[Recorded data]

_ _ _

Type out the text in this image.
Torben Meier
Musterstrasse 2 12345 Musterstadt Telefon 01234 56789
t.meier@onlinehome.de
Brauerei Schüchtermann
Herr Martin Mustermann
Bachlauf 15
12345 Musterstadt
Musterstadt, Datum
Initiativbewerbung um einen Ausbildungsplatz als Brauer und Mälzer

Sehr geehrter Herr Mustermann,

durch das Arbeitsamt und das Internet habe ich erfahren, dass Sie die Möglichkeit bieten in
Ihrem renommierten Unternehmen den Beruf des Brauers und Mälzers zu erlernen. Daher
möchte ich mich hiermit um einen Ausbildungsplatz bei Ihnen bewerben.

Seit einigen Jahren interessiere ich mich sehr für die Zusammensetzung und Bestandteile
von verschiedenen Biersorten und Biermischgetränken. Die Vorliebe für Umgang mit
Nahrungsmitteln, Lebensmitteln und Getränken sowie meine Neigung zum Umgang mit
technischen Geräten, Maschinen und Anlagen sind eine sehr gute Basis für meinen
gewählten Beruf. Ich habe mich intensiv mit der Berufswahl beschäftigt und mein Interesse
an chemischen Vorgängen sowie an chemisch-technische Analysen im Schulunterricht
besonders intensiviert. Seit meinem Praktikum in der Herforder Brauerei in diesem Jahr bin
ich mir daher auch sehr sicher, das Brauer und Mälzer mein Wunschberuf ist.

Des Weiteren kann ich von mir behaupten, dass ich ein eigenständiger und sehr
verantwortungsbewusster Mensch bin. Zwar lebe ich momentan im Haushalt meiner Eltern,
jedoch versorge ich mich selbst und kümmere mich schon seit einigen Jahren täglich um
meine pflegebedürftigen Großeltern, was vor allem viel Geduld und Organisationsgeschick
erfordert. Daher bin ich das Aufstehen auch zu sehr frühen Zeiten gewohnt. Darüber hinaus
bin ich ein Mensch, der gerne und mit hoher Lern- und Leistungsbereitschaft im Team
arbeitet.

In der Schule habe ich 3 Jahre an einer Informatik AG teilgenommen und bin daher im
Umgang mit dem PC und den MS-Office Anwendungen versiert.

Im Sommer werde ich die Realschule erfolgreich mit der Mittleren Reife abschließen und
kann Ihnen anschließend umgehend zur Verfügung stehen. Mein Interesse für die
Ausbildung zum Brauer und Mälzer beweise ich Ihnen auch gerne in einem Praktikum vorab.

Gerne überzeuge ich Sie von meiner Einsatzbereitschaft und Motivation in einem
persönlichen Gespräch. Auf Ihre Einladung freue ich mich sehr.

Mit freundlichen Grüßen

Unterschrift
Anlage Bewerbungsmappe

_ _ _

*EXERCISE AIM*. Line by line, copy the records exactly.

*TASK RESPONSE*.
Type out the text in this image.
Torben Meier
Musterstrasse 2 12345 Musterstadt Telefon 01234 56789
t.meier@onlinehome.de
Brauerei Schüchtermann
Herr Martin Mustermann
Bachlauf 15
12345 Musterstadt
Musterstadt, Datum
Initiativbewerbung um einen Ausbildungsplatz als Brauer und Mälzer

Sehr geehrter Herr Mustermann,

durch das Arbeitsamt und das Internet habe ich erfahren, dass Sie die Möglichkeit bieten in
Ihrem renommierten Unternehmen den Beruf des Brauers und Mälzers zu erlernen. Daher
möchte ich mich hiermit um einen Ausbildungsplatz bei Ihnen bewerben.

Seit einigen Jahren interessiere ich mich sehr für die Zusammensetzung und Bestandteile
von verschiedenen Biersorten und Biermischgetränken. Die Vorliebe für Umgang mit
Nahrungsmitteln, Lebensmitteln und Getränken sowie meine Neigung zum Umgang mit
technischen Geräten, Maschinen und Anlagen sind eine sehr gute Basis für meinen
gewählten Beruf. Ich habe mich intensiv mit der Berufswahl beschäftigt und mein Interesse
an chemischen Vorgängen sowie an chemisch-technische Analysen im Schulunterricht
besonders intensiviert. Seit meinem Praktikum in der Herforder Brauerei in diesem Jahr bin
ich mir daher auch sehr sicher, das Brauer und Mälzer mein Wunschberuf ist.

Des Weiteren kann ich von mir behaupten, dass ich ein eigenständiger und sehr
verantwortungsbewusster Mensch bin. Zwar lebe ich momentan im Haushalt meiner Eltern,
jedoch versorge ich mich selbst und kümmere mich schon seit einigen Jahren täglich um
meine pflegebedürftigen Großeltern, was vor allem viel Geduld und Organisationsgeschick
erfordert. Daher bin ich das Aufstehen auch zu sehr frühen Zeiten gewohnt. Darüber hinaus
bin ich ein Mensch, der gerne und mit hoher Lern- und Leistungsbereitschaft im Team
arbeitet.

In der Schule habe ich 3 Jahre an einer Informatik AG teilgenommen und bin daher im
Umgang mit dem PC und den MS-Office Anwendungen versiert.

Im Sommer werde ich die Realschule erfolgreich mit der Mittleren Reife abschließen und
kann Ihnen anschließend umgehend zur Verfügung stehen. Mein Interesse für die
Ausbildung zum Brauer und Mälzer beweise ich Ihnen auch gerne in einem Praktikum vorab.

Gerne überzeuge ich Sie von meiner Einsatzbereitschaft und Motivation in einem
persönlichen Gespräch. Auf Ihre Einladung freue ich mich sehr.

Mit freundlichen Grüßen

Unterschrift
Anlage Bewerbungsmappe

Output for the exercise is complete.